● Given instruction
Look through the data below. Show each line where the string "estimate" occurs.

Data entries:
==================================================

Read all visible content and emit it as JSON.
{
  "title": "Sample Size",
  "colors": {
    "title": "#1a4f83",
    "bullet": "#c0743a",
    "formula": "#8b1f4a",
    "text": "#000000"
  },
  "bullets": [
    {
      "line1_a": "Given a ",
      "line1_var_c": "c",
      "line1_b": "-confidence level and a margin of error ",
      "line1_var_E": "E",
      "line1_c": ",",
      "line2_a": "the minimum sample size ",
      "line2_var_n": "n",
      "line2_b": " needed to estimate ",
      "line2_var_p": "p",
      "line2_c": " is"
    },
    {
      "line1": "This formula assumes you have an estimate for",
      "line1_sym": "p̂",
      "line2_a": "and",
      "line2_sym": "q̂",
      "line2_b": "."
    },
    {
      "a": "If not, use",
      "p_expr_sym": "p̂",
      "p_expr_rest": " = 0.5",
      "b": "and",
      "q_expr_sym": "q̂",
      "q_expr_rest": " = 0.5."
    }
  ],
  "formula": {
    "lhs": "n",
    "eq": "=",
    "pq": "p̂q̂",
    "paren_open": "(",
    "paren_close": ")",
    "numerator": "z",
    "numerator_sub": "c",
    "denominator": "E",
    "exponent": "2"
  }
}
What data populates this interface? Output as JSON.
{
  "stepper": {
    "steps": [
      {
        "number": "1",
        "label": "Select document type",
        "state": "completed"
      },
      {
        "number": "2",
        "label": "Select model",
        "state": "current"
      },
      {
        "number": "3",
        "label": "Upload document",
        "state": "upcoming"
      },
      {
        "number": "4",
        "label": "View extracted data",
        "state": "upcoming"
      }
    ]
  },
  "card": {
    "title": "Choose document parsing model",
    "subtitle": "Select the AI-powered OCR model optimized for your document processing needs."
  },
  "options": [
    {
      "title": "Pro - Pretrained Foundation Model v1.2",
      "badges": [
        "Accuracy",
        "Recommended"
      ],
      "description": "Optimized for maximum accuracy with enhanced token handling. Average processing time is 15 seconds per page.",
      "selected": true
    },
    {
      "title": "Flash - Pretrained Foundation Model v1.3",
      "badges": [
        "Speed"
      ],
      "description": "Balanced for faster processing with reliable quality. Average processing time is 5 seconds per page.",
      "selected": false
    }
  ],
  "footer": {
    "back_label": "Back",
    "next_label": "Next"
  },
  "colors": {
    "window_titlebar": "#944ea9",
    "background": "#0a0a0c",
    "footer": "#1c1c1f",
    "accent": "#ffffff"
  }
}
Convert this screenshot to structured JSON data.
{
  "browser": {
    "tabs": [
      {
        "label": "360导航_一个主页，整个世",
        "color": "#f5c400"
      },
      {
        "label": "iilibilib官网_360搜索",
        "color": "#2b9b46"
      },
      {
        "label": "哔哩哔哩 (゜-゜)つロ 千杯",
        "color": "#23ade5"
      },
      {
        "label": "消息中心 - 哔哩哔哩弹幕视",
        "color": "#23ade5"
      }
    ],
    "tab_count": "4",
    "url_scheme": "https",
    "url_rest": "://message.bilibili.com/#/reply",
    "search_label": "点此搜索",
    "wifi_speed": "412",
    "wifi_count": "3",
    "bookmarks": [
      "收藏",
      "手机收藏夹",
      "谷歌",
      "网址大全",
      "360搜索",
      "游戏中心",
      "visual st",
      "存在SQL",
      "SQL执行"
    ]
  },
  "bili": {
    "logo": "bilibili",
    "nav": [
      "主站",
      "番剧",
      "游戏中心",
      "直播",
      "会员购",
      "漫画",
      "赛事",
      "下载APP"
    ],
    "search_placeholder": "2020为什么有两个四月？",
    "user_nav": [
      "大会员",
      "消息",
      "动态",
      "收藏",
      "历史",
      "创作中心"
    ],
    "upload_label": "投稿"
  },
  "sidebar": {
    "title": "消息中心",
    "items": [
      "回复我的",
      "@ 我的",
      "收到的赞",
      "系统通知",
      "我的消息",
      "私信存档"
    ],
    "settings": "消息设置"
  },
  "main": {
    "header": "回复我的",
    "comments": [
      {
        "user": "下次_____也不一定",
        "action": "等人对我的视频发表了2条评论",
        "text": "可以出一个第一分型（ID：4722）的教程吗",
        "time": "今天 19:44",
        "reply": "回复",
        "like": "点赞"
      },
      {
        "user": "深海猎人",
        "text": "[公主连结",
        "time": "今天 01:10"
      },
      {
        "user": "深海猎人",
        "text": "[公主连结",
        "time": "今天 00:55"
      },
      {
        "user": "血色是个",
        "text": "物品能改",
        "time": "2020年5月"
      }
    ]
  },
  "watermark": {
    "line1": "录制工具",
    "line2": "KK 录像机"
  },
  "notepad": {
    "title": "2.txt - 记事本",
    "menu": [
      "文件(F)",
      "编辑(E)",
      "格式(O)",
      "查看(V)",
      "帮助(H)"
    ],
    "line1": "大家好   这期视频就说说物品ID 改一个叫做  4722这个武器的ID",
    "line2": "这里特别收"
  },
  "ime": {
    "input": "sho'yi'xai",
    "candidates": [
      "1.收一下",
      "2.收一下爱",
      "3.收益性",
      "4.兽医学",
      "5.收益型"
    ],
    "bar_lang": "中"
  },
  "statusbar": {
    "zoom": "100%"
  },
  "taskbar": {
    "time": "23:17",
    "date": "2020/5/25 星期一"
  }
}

==================================================

● Full output
      "line2_b": " needed to estimate ",
      "line1": "This formula assumes you have an estimate for",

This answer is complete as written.